From the records below, copy each line that contains the string "loss". Matching is case-sensitive.
******
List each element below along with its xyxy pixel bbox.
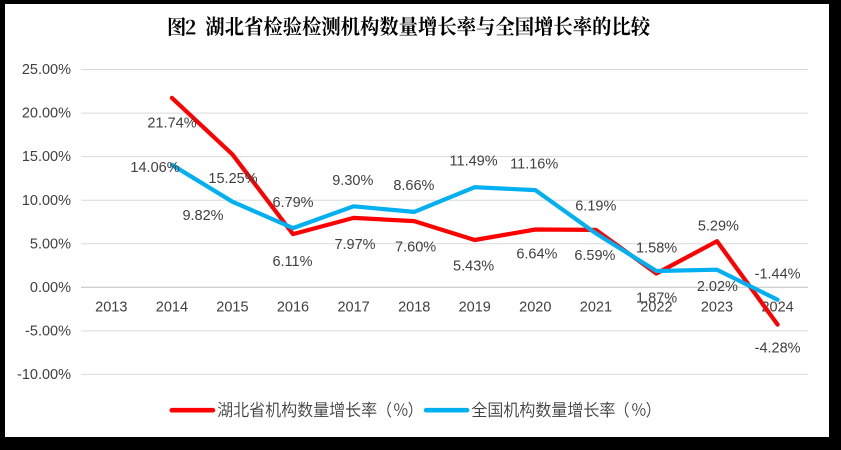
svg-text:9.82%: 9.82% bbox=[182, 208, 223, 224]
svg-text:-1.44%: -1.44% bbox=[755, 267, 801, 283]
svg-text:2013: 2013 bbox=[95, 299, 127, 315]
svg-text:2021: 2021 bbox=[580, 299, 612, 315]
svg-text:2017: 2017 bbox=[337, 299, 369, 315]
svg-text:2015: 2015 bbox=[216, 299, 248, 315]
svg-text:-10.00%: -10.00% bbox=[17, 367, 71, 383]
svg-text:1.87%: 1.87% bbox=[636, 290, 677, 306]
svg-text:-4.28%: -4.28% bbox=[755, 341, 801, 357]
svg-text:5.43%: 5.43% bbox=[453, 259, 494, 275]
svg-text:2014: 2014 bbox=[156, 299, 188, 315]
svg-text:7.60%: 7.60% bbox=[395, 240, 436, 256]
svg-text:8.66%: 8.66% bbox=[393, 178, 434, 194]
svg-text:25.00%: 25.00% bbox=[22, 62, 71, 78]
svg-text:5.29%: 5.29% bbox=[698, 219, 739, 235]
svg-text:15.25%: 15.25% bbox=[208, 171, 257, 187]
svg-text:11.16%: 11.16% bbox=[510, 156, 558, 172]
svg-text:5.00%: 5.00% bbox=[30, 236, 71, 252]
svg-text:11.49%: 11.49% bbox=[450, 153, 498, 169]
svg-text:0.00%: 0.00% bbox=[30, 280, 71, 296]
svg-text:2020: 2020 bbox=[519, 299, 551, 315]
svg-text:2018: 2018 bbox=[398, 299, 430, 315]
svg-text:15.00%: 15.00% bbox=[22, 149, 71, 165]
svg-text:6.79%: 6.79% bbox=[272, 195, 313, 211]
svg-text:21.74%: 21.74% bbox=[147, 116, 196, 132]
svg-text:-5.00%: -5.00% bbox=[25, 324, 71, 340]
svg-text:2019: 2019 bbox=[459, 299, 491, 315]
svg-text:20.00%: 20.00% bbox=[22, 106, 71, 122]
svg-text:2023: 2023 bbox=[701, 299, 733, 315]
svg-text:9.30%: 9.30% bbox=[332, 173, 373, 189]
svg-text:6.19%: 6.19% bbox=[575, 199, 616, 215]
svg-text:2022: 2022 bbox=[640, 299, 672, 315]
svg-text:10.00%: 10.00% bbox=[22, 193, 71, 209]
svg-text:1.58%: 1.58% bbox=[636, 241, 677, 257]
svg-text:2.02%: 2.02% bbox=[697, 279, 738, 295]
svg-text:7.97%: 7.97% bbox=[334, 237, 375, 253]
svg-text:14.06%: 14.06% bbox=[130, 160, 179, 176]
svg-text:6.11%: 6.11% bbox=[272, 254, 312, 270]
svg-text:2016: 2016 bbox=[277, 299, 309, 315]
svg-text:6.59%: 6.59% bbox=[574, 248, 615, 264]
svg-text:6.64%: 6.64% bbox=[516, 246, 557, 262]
******
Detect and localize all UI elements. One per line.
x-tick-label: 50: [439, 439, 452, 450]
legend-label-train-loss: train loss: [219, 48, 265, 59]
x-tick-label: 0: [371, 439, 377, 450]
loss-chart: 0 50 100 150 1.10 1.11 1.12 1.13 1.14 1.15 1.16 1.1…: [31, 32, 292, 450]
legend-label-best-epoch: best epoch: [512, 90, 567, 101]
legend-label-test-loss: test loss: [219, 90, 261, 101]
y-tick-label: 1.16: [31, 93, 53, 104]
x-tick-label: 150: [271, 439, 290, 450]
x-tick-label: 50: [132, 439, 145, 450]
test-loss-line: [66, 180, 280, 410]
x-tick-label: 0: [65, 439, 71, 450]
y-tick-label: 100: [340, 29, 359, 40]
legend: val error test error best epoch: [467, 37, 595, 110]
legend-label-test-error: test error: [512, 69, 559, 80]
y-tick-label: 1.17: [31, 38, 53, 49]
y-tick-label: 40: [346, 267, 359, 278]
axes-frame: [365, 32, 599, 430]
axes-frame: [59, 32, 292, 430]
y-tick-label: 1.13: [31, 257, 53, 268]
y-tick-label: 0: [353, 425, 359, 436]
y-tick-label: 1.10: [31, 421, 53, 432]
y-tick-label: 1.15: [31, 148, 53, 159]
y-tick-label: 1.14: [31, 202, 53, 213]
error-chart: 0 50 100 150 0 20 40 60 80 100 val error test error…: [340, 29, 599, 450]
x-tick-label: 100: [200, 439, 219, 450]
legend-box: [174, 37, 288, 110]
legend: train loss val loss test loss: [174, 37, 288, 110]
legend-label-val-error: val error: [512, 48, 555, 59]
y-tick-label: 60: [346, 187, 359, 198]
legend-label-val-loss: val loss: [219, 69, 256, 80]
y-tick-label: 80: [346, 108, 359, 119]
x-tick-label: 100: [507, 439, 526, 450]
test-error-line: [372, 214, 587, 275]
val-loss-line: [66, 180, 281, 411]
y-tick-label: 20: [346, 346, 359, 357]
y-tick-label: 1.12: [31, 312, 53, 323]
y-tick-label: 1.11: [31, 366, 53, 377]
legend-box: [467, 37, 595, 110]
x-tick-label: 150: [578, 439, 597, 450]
******
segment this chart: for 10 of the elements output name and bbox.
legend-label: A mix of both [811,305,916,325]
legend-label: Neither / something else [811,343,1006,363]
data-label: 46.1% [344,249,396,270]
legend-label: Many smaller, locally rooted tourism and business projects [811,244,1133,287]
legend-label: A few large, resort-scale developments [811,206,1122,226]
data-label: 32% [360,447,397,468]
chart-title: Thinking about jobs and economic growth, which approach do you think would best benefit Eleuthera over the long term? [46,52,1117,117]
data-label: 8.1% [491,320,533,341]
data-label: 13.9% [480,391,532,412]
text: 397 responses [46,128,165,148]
******
> [Solution to this task]
legend-label-train-loss: train loss: [219, 48, 265, 59]
loss-chart: 0 50 100 150 1.10 1.11 1.12 1.13 1.14 1.15 1.16 1.1…: [31, 32, 292, 450]
legend-label-test-loss: test loss: [219, 90, 261, 101]
test-loss-line: [66, 180, 280, 410]
legend: train loss val loss test loss: [174, 37, 288, 110]
legend-label-val-loss: val loss: [219, 69, 256, 80]
val-loss-line: [66, 180, 281, 411]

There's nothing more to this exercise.